Exercise requirements —
Look for "Drain" in each line of the entries, and return the matching lines.

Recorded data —
---*---
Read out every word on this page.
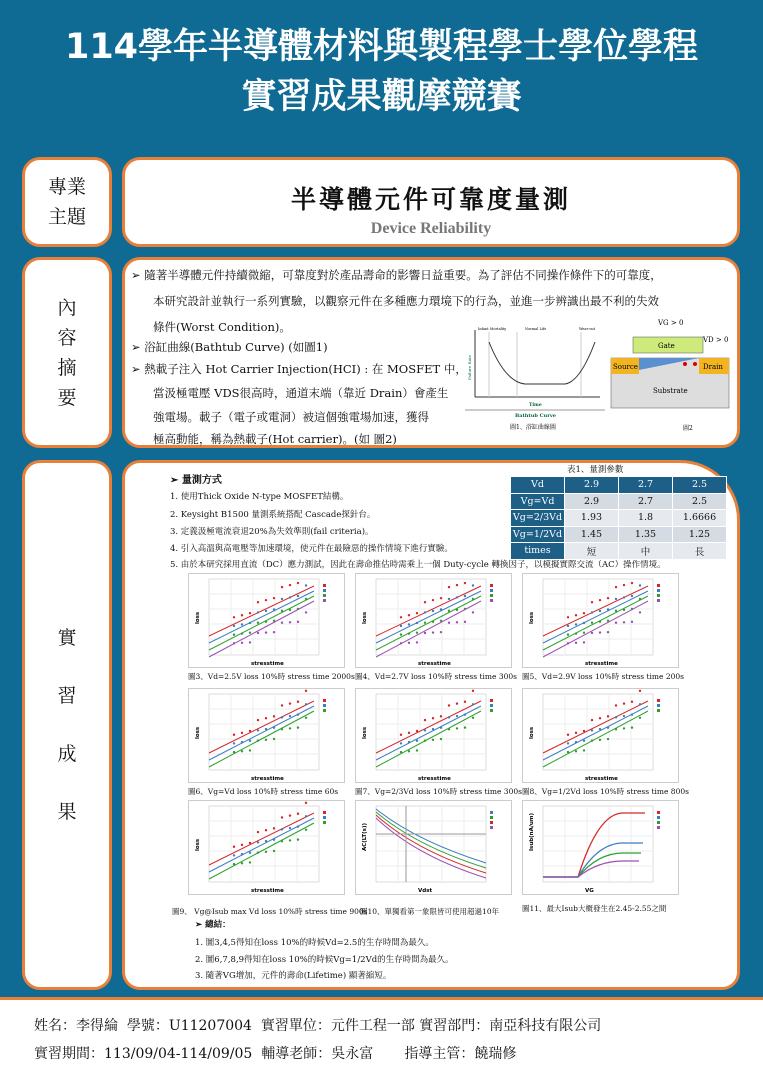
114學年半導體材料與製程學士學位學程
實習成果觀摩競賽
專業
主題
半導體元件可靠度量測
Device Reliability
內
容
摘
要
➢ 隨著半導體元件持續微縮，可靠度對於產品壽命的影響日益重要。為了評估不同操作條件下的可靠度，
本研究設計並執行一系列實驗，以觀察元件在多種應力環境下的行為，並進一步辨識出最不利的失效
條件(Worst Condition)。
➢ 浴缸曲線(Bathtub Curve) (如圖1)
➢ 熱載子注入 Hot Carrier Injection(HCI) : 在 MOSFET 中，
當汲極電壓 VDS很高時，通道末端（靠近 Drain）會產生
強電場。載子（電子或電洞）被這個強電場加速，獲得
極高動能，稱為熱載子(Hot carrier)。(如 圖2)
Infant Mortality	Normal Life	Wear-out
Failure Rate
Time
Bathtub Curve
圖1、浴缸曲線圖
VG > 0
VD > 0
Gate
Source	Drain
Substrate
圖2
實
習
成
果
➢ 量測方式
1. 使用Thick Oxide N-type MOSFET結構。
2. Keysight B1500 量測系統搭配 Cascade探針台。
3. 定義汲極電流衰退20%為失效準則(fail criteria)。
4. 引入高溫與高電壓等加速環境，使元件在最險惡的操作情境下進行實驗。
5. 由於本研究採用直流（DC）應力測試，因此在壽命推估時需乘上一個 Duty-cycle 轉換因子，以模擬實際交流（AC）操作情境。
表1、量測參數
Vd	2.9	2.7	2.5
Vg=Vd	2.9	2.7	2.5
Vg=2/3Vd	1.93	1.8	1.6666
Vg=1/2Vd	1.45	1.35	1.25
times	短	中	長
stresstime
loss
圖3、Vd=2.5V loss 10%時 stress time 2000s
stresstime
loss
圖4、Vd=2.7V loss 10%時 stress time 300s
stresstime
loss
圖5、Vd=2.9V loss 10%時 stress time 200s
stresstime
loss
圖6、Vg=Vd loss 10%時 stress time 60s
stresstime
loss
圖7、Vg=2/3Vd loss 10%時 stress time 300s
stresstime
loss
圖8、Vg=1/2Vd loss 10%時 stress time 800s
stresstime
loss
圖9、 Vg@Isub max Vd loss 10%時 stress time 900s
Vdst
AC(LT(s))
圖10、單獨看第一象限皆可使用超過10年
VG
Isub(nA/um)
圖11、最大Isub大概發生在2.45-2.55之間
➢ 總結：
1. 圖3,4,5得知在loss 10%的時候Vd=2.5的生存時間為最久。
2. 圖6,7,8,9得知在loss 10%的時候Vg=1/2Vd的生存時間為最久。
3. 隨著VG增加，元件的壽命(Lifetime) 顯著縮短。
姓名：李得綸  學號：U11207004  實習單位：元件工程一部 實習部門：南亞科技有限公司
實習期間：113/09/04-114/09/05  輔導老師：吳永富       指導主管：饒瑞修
---*---
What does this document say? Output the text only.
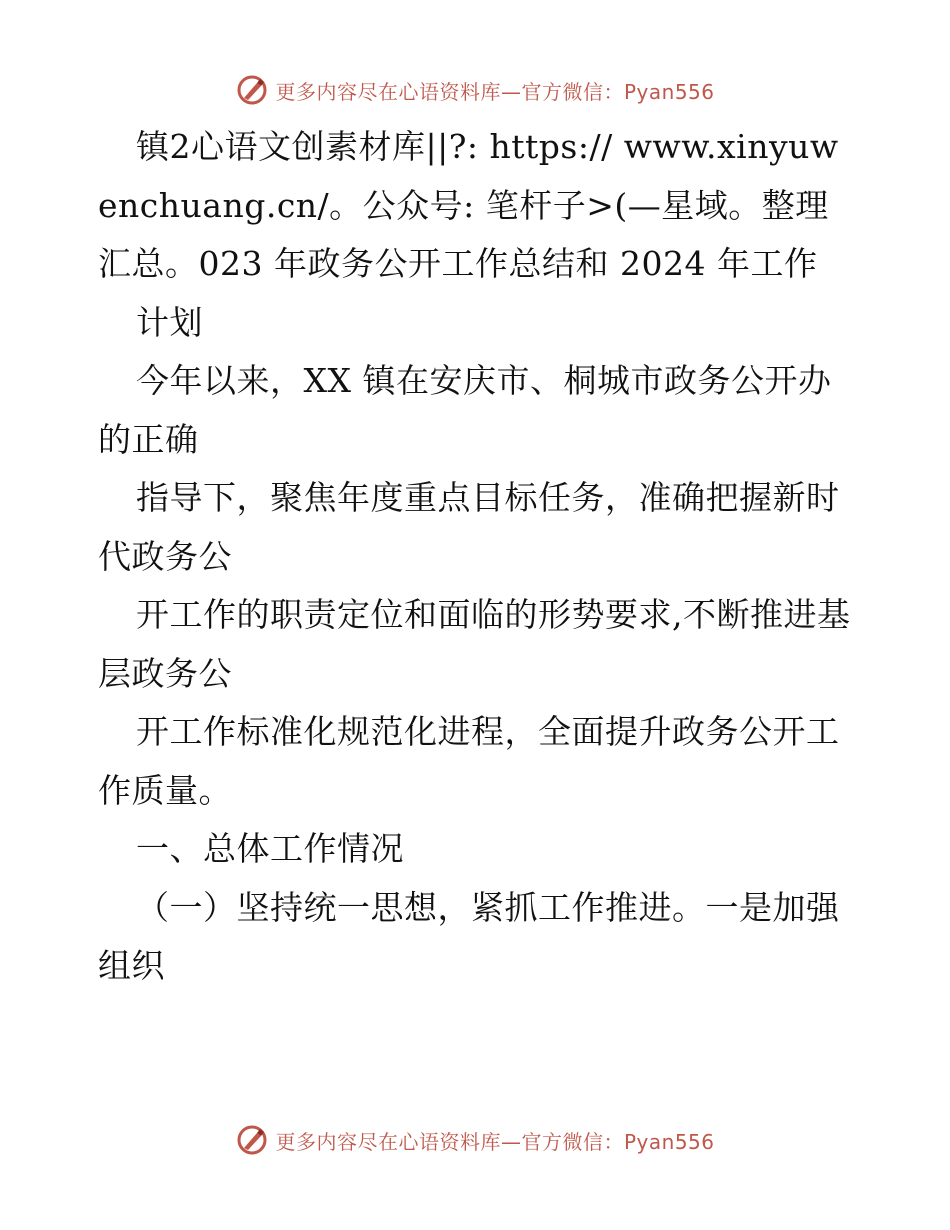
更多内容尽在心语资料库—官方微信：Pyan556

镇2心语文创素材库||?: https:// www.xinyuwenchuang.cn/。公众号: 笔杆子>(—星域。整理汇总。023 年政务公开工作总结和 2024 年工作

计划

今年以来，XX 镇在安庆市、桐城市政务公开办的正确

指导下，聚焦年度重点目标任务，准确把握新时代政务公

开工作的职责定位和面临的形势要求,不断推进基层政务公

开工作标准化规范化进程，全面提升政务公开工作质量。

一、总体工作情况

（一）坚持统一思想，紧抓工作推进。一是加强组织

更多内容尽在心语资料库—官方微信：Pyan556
---*---
Correct result —
當汲極電壓 VDS很高時，通道末端（靠近 Drain）會產生
Source	Drain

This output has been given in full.